## Directive:
Where the data below has the string "tant", return the whole line.
---------- Supplied data
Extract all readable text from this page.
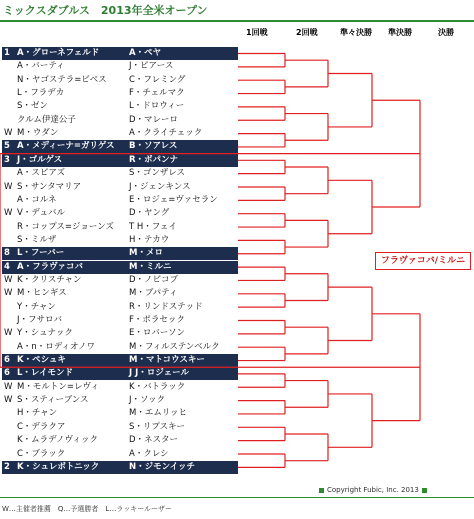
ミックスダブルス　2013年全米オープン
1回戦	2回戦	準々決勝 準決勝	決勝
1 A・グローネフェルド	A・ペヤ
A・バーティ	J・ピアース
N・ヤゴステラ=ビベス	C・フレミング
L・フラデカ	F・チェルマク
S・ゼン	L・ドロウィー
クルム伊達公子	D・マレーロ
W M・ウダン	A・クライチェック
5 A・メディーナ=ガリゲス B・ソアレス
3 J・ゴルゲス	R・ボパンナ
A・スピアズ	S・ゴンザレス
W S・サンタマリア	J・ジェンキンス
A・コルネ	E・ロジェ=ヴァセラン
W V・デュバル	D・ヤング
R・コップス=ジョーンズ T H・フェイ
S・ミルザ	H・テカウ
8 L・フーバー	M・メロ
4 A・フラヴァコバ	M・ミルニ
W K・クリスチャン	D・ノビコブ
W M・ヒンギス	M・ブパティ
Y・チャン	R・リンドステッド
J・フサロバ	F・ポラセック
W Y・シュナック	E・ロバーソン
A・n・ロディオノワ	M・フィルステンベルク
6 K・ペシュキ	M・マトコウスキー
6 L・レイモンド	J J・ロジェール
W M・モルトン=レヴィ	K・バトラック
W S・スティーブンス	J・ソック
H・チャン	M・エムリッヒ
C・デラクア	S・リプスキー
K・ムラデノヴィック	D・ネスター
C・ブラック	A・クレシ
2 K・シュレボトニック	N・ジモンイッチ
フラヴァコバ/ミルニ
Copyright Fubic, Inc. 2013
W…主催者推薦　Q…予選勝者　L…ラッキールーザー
--------------------
---------- Supplied data
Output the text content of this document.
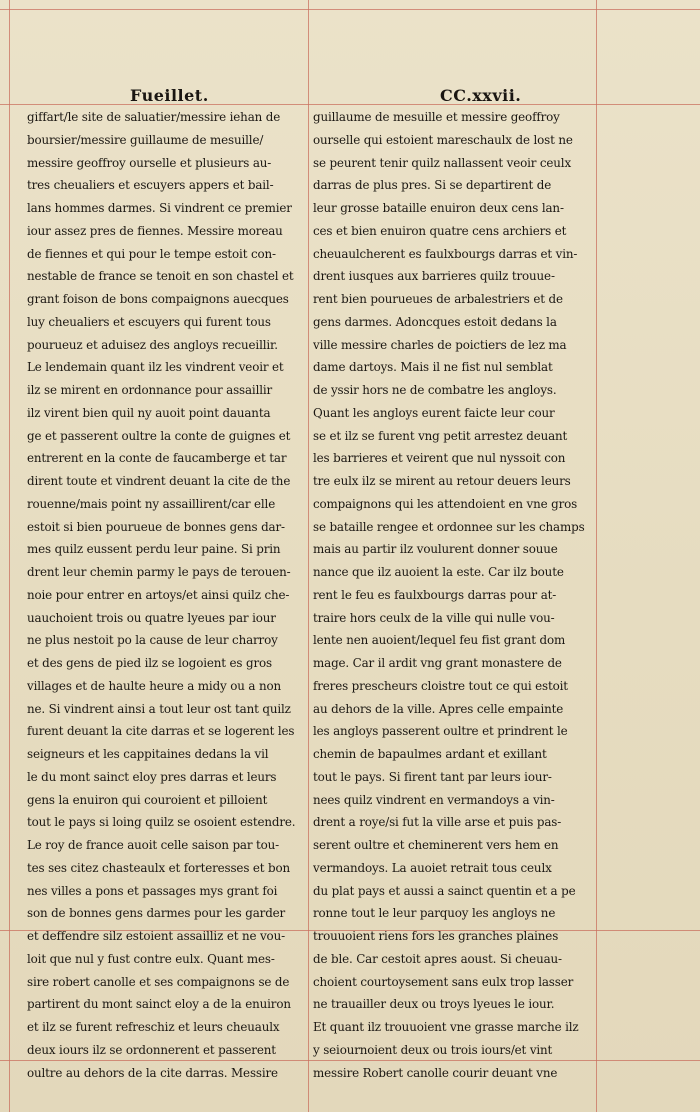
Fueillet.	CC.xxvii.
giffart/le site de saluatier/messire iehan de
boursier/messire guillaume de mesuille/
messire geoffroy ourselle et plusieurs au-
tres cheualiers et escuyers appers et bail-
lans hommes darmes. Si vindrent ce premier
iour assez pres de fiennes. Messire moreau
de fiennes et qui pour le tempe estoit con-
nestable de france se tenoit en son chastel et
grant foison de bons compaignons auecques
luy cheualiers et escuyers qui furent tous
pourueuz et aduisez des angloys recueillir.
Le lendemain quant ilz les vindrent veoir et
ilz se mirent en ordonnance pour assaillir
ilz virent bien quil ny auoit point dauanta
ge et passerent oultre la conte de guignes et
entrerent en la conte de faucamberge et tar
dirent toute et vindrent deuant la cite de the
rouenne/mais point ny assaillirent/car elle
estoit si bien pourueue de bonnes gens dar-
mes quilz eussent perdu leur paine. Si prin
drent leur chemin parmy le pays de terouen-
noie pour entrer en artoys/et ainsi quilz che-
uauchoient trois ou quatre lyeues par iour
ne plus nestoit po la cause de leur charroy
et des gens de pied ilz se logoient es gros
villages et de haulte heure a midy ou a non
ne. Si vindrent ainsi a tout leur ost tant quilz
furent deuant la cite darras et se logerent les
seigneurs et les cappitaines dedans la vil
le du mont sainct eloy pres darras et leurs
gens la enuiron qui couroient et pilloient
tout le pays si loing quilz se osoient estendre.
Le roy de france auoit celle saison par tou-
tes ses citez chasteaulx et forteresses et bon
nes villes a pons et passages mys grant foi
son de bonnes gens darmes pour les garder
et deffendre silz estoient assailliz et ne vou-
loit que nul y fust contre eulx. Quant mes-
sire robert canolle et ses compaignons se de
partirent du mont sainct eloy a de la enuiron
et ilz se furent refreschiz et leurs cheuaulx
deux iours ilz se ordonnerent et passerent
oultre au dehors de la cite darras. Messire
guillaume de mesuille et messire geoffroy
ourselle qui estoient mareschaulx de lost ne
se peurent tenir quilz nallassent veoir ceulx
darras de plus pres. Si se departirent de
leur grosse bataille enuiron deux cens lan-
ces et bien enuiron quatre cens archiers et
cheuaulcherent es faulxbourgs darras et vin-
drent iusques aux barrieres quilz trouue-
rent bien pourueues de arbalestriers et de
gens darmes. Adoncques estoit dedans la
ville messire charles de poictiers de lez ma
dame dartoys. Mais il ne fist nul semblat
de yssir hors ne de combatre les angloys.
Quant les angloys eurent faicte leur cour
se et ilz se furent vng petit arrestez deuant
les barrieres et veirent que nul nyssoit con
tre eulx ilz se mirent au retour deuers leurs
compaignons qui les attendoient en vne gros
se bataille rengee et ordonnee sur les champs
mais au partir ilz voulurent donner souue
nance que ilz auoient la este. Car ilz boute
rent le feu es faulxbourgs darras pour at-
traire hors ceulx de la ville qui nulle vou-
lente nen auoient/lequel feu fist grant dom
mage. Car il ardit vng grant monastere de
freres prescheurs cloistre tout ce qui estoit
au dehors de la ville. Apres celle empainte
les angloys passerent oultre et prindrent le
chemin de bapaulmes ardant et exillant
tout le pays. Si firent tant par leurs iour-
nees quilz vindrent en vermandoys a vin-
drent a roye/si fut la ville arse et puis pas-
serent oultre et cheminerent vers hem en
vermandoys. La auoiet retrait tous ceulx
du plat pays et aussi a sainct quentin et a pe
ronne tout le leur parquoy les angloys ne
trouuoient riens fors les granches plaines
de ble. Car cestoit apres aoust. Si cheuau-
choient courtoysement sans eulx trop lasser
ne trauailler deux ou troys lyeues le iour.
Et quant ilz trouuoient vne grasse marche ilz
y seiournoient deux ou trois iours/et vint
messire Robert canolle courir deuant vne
--------------------
## Result of the task:
ne. Si vindrent ainsi a tout leur ost tant quilz
tout le pays. Si firent tant par leurs iour-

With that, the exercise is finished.